EXERCISE DETAILS:
Can you retype the Christmas Bird Count article word for word, starting with "The 80th consecutive" and going on through "feeder watchers participated."?
==== DOCUMENT SEGMENT ====
Annual Christmas Bird Count nets lower total than usual

Photo by Michael of Pixabay • A yellow-bellied sapsucker clings to the trunk of a tree. A total of 11 sapsuckers was found during the recent Elizabethton Bird Count.

The 80th consecutive Elizabethton Christmas Bird Count was held Saturday, Dec. 17. A total of 24 observers, myself included, in eight parties assisted by two feeder watchers participated.

The weather was less than ideal, with strong winds in parts of the coverage area. Participants tallied 61 species, which longtime count compiler Rick Knight noted was well below the recent 30 year average of 73 species. In fact, this was the lowest species total since 1970 when a mere 58 species were found.

Missed birds included ring-necked duck, horned grebe, ruffed grouse, Eurasian collared-dove, double-crested cormorant, barred owl, great horned owl, white-crowned sparrow; fox Sparrow and Eastern meadowlark.
==== DATA PROVIDED ====
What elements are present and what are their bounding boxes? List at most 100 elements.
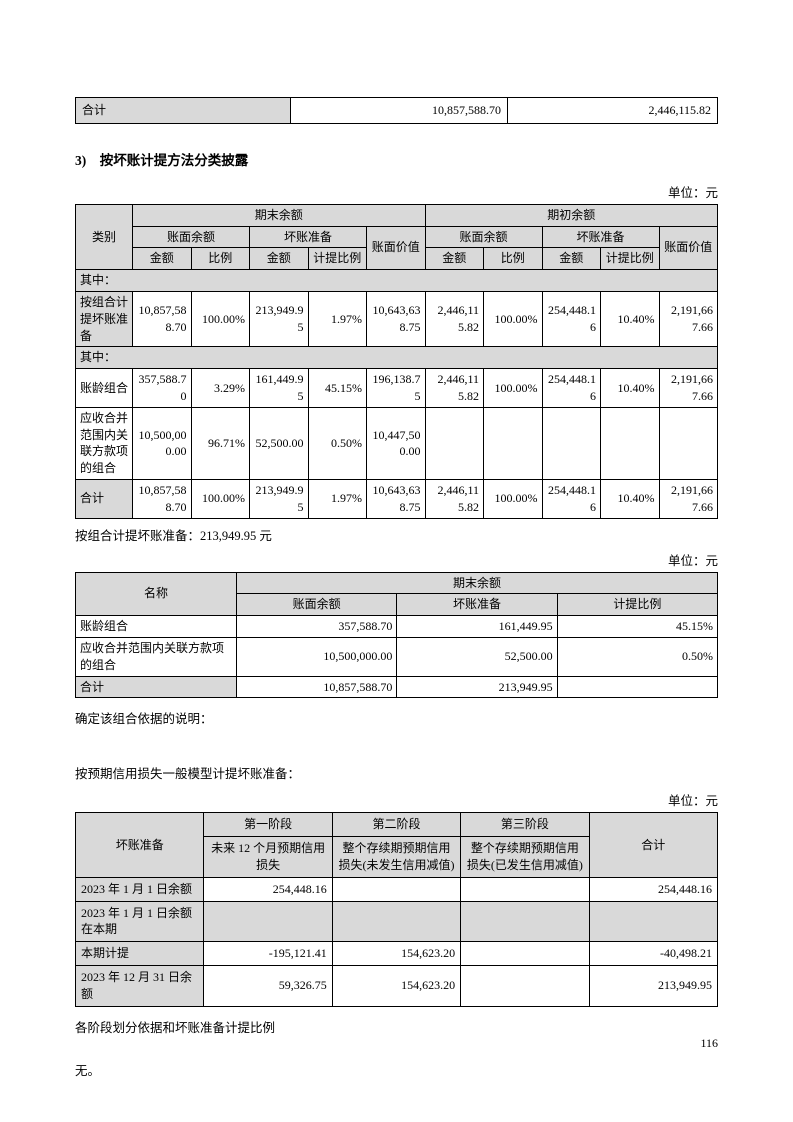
====
EXPECTED OUTPUT:
The 80th consecutive Elizabethton Christmas Bird Count was held Saturday, Dec. 17. A total of 24 observers, myself included, in eight parties assisted by two feeder watchers participated.